### STORED DATA
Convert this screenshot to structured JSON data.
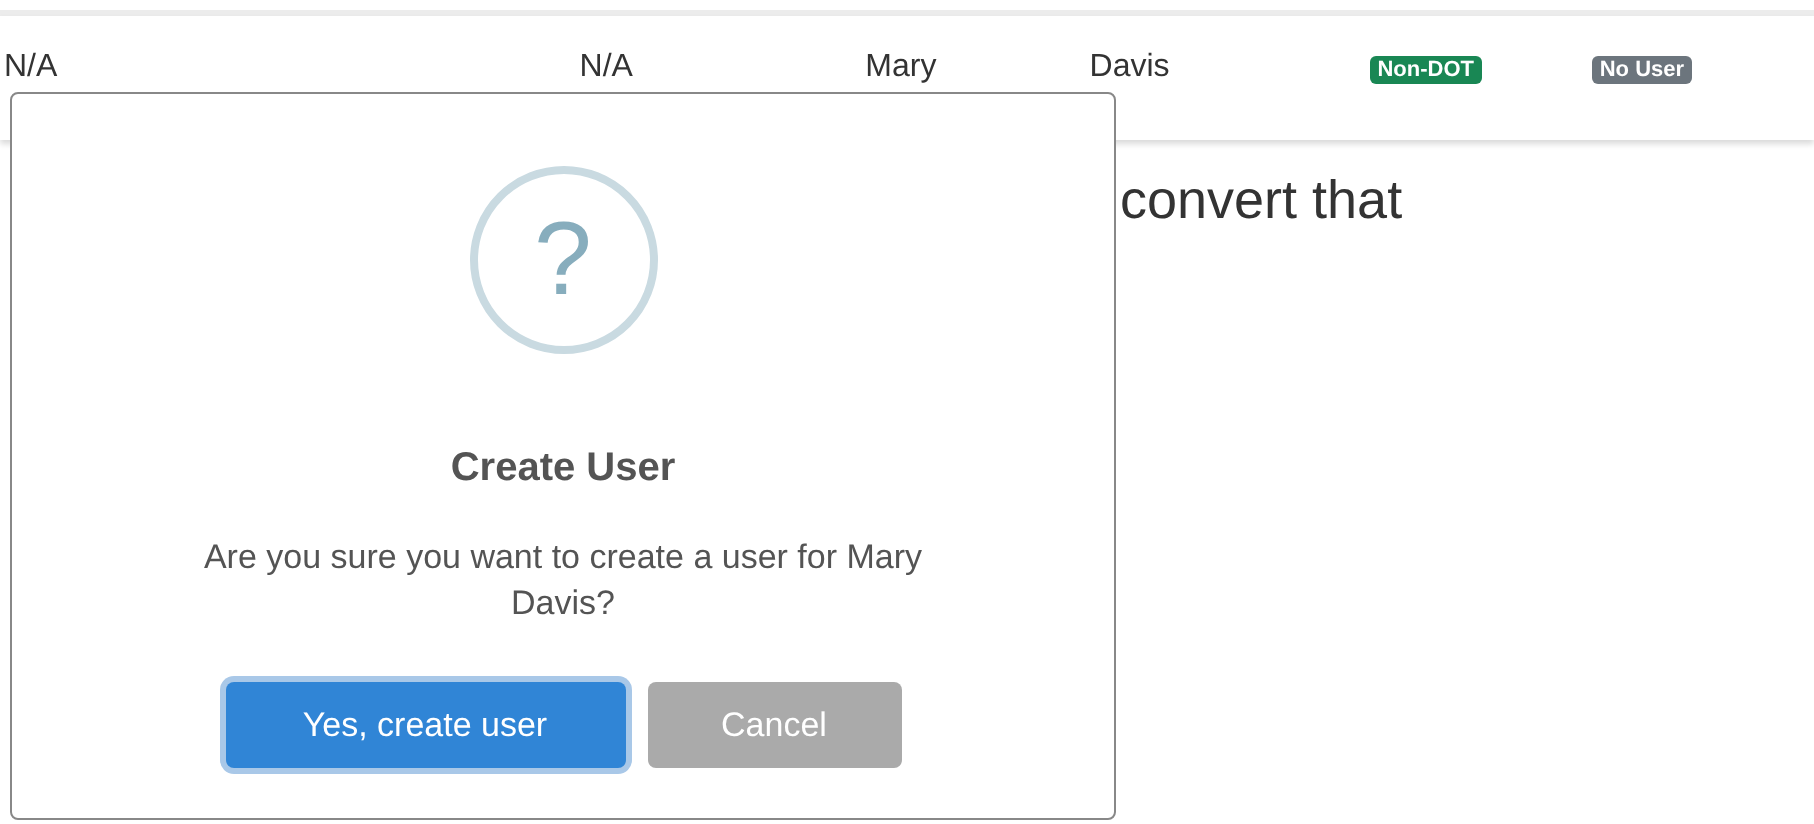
{
  "row": {
    "cells": [
      "N/A",
      "N/A",
      "Mary",
      "Davis"
    ],
    "badges": [
      {
        "label": "Non-DOT",
        "color": "#198754"
      },
      {
        "label": "No User",
        "color": "#6c757d"
      }
    ]
  },
  "background_text": "convert that",
  "dialog": {
    "icon": "?",
    "title": "Create User",
    "message": "Are you sure you want to create a user for Mary Davis?",
    "buttons": [
      {
        "label": "Yes, create user",
        "kind": "confirm",
        "focused": true
      },
      {
        "label": "Cancel",
        "kind": "cancel",
        "focused": false
      }
    ]
  }
}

### INSTRUCTION
Transcribe all the lines above exactly, apart from the pictures.

### SOLVED EXERCISE
Convert this screenshot to structured JSON data.
{
  "row": {
    "cells": [
      "N/A",
      "N/A",
      "Mary",
      "Davis"
    ],
    "badges": [
      {
        "label": "Non-DOT",
        "color": "#198754"
      },
      {
        "label": "No User",
        "color": "#6c757d"
      }
    ]
  },
  "background_text": "convert that",
  "dialog": {
    "icon": "?",
    "title": "Create User",
    "message": "Are you sure you want to create a user for Mary Davis?",
    "buttons": [
      {
        "label": "Yes, create user",
        "kind": "confirm",
        "focused": true
      },
      {
        "label": "Cancel",
        "kind": "cancel",
        "focused": false
      }
    ]
  }
}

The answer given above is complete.